_INSTRUCTIONS FOR THE TASK_
Copy each of the rows below word for word, with every character kept as it is.

# # # #

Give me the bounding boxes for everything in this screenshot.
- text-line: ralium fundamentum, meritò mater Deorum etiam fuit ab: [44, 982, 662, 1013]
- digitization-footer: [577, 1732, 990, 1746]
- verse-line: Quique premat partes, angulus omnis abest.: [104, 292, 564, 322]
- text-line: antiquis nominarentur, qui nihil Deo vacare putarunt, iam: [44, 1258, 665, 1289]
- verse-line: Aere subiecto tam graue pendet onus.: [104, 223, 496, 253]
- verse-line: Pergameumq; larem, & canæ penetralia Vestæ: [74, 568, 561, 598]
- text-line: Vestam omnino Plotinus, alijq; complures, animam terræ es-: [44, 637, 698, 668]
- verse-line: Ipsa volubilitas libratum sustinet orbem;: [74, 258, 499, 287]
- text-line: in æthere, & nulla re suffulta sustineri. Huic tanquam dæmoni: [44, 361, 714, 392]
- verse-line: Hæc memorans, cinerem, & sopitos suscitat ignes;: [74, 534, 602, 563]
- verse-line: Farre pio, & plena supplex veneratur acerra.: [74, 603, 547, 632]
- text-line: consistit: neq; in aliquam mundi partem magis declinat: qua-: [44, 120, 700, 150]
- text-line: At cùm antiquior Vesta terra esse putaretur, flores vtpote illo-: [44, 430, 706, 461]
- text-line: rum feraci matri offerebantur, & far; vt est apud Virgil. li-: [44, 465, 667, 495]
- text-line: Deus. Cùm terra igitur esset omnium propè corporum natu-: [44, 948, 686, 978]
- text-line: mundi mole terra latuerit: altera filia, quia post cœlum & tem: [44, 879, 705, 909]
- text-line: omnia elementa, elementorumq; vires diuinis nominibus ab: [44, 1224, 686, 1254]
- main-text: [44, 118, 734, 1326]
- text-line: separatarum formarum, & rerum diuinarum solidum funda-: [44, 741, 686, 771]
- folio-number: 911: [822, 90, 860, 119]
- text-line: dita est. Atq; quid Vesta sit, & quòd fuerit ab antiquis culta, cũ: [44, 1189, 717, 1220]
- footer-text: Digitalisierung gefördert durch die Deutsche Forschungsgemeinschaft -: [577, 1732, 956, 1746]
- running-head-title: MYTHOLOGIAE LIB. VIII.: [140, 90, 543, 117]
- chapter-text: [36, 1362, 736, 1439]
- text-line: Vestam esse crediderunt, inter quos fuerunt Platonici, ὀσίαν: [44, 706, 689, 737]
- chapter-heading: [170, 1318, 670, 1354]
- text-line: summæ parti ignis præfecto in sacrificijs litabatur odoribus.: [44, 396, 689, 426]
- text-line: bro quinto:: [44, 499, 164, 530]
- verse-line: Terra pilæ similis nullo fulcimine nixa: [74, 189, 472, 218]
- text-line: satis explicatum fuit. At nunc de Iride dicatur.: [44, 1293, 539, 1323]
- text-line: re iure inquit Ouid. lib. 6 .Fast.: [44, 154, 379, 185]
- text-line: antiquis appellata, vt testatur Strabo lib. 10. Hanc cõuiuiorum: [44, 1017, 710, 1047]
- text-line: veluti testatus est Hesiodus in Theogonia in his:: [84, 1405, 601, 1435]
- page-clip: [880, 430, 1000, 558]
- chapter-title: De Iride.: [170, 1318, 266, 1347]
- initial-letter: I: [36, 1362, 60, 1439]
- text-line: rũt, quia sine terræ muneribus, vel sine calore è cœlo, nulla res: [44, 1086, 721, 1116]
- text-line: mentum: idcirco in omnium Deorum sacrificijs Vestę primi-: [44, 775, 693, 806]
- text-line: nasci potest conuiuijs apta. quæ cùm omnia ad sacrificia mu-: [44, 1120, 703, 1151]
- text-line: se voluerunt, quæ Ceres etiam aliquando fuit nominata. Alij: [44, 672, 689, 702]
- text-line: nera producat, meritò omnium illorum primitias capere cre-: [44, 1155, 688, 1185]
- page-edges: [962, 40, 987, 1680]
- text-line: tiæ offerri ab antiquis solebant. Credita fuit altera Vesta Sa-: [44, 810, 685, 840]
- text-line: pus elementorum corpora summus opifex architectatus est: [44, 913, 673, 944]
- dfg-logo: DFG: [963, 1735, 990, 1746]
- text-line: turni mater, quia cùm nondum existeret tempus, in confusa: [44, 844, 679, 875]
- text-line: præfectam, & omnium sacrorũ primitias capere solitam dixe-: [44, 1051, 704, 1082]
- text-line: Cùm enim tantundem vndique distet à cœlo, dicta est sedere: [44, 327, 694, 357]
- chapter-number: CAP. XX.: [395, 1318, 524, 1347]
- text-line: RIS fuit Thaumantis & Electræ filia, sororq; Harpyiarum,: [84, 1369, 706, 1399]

# # # #

_TASK OUTPUT_
Give me the bounding boxes for everything in this screenshot.
- text-line: ralium fundamentum, meritò mater Deorum etiam fuit ab: [44, 982, 662, 1013]
- digitization-footer: [577, 1732, 990, 1746]
- verse-line: Quique premat partes, angulus omnis abest.: [104, 292, 564, 322]
- text-line: antiquis nominarentur, qui nihil Deo vacare putarunt, iam: [44, 1258, 665, 1289]
- verse-line: Aere subiecto tam graue pendet onus.: [104, 223, 496, 253]
- verse-line: Pergameumq; larem, & canæ penetralia Vestæ: [74, 568, 561, 598]
- text-line: Vestam omnino Plotinus, alijq; complures, animam terræ es-: [44, 637, 698, 668]
- verse-line: Ipsa volubilitas libratum sustinet orbem;: [74, 258, 499, 287]
- text-line: in æthere, & nulla re suffulta sustineri. Huic tanquam dæmoni: [44, 361, 714, 392]
- verse-line: Hæc memorans, cinerem, & sopitos suscitat ignes;: [74, 534, 602, 563]
- verse-line: Farre pio, & plena supplex veneratur acerra.: [74, 603, 547, 632]
- text-line: consistit: neq; in aliquam mundi partem magis declinat: qua-: [44, 120, 700, 150]
- text-line: At cùm antiquior Vesta terra esse putaretur, flores vtpote illo-: [44, 430, 706, 461]
- text-line: rum feraci matri offerebantur, & far; vt est apud Virgil. li-: [44, 465, 667, 495]
- text-line: Deus. Cùm terra igitur esset omnium propè corporum natu-: [44, 948, 686, 978]
- text-line: mundi mole terra latuerit: altera filia, quia post cœlum & tem: [44, 879, 705, 909]
- text-line: omnia elementa, elementorumq; vires diuinis nominibus ab: [44, 1224, 686, 1254]
- main-text: [44, 118, 734, 1326]
- text-line: separatarum formarum, & rerum diuinarum solidum funda-: [44, 741, 686, 771]
- folio-number: 911: [822, 90, 860, 119]
- text-line: dita est. Atq; quid Vesta sit, & quòd fuerit ab antiquis culta, cũ: [44, 1189, 717, 1220]
- footer-text: Digitalisierung gefördert durch die Deutsche Forschungsgemeinschaft -: [577, 1732, 956, 1746]
- running-head-title: MYTHOLOGIAE LIB. VIII.: [140, 90, 543, 117]
- chapter-text: [36, 1362, 736, 1439]
- text-line: Vestam esse crediderunt, inter quos fuerunt Platonici, ὀσίαν: [44, 706, 689, 737]
- chapter-heading: [170, 1318, 670, 1354]
- text-line: summæ parti ignis præfecto in sacrificijs litabatur odoribus.: [44, 396, 689, 426]
- text-line: bro quinto:: [44, 499, 164, 530]
- verse-line: Terra pilæ similis nullo fulcimine nixa: [74, 189, 472, 218]
- text-line: satis explicatum fuit. At nunc de Iride dicatur.: [44, 1293, 539, 1323]
- text-line: re iure inquit Ouid. lib. 6 .Fast.: [44, 154, 379, 185]
- text-line: antiquis appellata, vt testatur Strabo lib. 10. Hanc cõuiuiorum: [44, 1017, 710, 1047]
- text-line: veluti testatus est Hesiodus in Theogonia in his:: [84, 1405, 601, 1435]
- page-clip: [880, 430, 1000, 558]
- chapter-title: De Iride.: [170, 1318, 266, 1347]
- initial-letter: I: [36, 1362, 60, 1439]
- text-line: rũt, quia sine terræ muneribus, vel sine calore è cœlo, nulla res: [44, 1086, 721, 1116]
- text-line: mentum: idcirco in omnium Deorum sacrificijs Vestę primi-: [44, 775, 693, 806]
- text-line: nasci potest conuiuijs apta. quæ cùm omnia ad sacrificia mu-: [44, 1120, 703, 1151]
- text-line: se voluerunt, quæ Ceres etiam aliquando fuit nominata. Alij: [44, 672, 689, 702]
- text-line: nera producat, meritò omnium illorum primitias capere cre-: [44, 1155, 688, 1185]
- page-edges: [962, 40, 987, 1680]
- text-line: tiæ offerri ab antiquis solebant. Credita fuit altera Vesta Sa-: [44, 810, 685, 840]
- text-line: pus elementorum corpora summus opifex architectatus est: [44, 913, 673, 944]
- dfg-logo: DFG: [963, 1735, 990, 1746]
- text-line: turni mater, quia cùm nondum existeret tempus, in confusa: [44, 844, 679, 875]
- text-line: præfectam, & omnium sacrorũ primitias capere solitam dixe-: [44, 1051, 704, 1082]
- text-line: Cùm enim tantundem vndique distet à cœlo, dicta est sedere: [44, 327, 694, 357]
- chapter-number: CAP. XX.: [395, 1318, 524, 1347]
- text-line: RIS fuit Thaumantis & Electræ filia, sororq; Harpyiarum,: [84, 1369, 706, 1399]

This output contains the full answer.